■ **EXERCISE DIRECTIONS**
All of the entries need to be written out again, exactly as they are.

Figure contents as structured data

····················

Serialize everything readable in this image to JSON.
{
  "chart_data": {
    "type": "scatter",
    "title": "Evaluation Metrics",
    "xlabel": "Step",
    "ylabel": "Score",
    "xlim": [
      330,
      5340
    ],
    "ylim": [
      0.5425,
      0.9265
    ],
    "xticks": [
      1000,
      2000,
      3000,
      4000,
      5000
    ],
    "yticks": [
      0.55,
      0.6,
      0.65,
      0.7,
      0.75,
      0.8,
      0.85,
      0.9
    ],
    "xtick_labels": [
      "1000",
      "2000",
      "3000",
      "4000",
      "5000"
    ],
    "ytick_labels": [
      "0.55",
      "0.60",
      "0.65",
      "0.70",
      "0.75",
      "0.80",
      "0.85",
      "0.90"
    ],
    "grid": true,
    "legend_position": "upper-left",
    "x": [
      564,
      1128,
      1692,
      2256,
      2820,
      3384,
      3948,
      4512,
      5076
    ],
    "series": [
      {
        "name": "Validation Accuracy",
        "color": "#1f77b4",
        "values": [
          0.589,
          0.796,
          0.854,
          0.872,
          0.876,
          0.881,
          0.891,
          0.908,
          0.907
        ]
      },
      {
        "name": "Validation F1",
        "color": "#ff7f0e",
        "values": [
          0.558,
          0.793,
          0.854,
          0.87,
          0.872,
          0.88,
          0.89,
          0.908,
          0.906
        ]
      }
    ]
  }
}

····················

■ **FINISHED ANSWER**
Serialize everything readable in this image to JSON.
{
  "chart_data": {
    "type": "scatter",
    "title": "Evaluation Metrics",
    "xlabel": "Step",
    "ylabel": "Score",
    "xlim": [
      330,
      5340
    ],
    "ylim": [
      0.5425,
      0.9265
    ],
    "xticks": [
      1000,
      2000,
      3000,
      4000,
      5000
    ],
    "yticks": [
      0.55,
      0.6,
      0.65,
      0.7,
      0.75,
      0.8,
      0.85,
      0.9
    ],
    "xtick_labels": [
      "1000",
      "2000",
      "3000",
      "4000",
      "5000"
    ],
    "ytick_labels": [
      "0.55",
      "0.60",
      "0.65",
      "0.70",
      "0.75",
      "0.80",
      "0.85",
      "0.90"
    ],
    "grid": true,
    "legend_position": "upper-left",
    "x": [
      564,
      1128,
      1692,
      2256,
      2820,
      3384,
      3948,
      4512,
      5076
    ],
    "series": [
      {
        "name": "Validation Accuracy",
        "color": "#1f77b4",
        "values": [
          0.589,
          0.796,
          0.854,
          0.872,
          0.876,
          0.881,
          0.891,
          0.908,
          0.907
        ]
      },
      {
        "name": "Validation F1",
        "color": "#ff7f0e",
        "values": [
          0.558,
          0.793,
          0.854,
          0.87,
          0.872,
          0.88,
          0.89,
          0.908,
          0.906
        ]
      }
    ]
  }
}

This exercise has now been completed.